-- WHAT YOU WILL DO --
Give every line of the material again, exactly as written.

-- EXCERPTED RECORDS --
--
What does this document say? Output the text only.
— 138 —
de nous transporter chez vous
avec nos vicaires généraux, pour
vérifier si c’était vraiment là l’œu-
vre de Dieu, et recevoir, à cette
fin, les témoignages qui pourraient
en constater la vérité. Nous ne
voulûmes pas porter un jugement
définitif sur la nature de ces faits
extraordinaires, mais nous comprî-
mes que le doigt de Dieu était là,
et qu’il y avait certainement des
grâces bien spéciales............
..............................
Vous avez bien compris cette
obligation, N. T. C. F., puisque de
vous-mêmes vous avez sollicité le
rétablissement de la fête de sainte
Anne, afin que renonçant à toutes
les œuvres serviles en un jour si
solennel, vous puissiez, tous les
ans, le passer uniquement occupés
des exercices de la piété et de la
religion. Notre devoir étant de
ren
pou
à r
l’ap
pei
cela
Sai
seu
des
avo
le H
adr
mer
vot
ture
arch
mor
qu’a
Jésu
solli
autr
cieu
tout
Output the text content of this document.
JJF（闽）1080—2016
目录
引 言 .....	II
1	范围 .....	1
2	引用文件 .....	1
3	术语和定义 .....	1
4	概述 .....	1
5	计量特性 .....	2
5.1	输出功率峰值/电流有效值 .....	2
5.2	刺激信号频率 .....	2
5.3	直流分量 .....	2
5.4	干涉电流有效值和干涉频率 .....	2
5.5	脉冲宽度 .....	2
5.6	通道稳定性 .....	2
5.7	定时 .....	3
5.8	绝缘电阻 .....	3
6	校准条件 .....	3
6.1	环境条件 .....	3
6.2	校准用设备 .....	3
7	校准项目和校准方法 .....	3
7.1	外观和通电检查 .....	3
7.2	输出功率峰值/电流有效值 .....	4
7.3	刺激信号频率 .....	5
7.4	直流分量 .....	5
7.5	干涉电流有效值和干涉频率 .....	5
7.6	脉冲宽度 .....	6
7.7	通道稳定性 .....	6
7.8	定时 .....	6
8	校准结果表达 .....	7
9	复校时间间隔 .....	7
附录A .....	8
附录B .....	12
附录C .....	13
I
--
-- EXPECTED ANSWER --
What does this document say? Output the text only.
— 138 —
de nous transporter chez vous
avec nos vicaires généraux, pour
vérifier si c’était vraiment là l’œu-
vre de Dieu, et recevoir, à cette
fin, les témoignages qui pourraient
en constater la vérité. Nous ne
voulûmes pas porter un jugement
définitif sur la nature de ces faits
extraordinaires, mais nous comprî-
mes que le doigt de Dieu était là,
et qu’il y avait certainement des
grâces bien spéciales............
..............................
Vous avez bien compris cette
obligation, N. T. C. F., puisque de
vous-mêmes vous avez sollicité le
rétablissement de la fête de sainte
Anne, afin que renonçant à toutes
les œuvres serviles en un jour si
solennel, vous puissiez, tous les
ans, le passer uniquement occupés
des exercices de la piété et de la
religion. Notre devoir étant de
ren
pou
à r
l’ap
pei
cela
Sai
seu
des
avo
le H
adr
mer
vot
ture
arch
mor
qu’a
Jésu
solli
autr
cieu
tout
Output the text content of this document.
JJF（闽）1080—2016
目录
引 言 .....	II
1	范围 .....	1
2	引用文件 .....	1
3	术语和定义 .....	1
4	概述 .....	1
5	计量特性 .....	2
5.1	输出功率峰值/电流有效值 .....	2
5.2	刺激信号频率 .....	2
5.3	直流分量 .....	2
5.4	干涉电流有效值和干涉频率 .....	2
5.5	脉冲宽度 .....	2
5.6	通道稳定性 .....	2
5.7	定时 .....	3
5.8	绝缘电阻 .....	3
6	校准条件 .....	3
6.1	环境条件 .....	3
6.2	校准用设备 .....	3
7	校准项目和校准方法 .....	3
7.1	外观和通电检查 .....	3
7.2	输出功率峰值/电流有效值 .....	4
7.3	刺激信号频率 .....	5
7.4	直流分量 .....	5
7.5	干涉电流有效值和干涉频率 .....	5
7.6	脉冲宽度 .....	6
7.7	通道稳定性 .....	6
7.8	定时 .....	6
8	校准结果表达 .....	7
9	复校时间间隔 .....	7
附录A .....	8
附录B .....	12
附录C .....	13
I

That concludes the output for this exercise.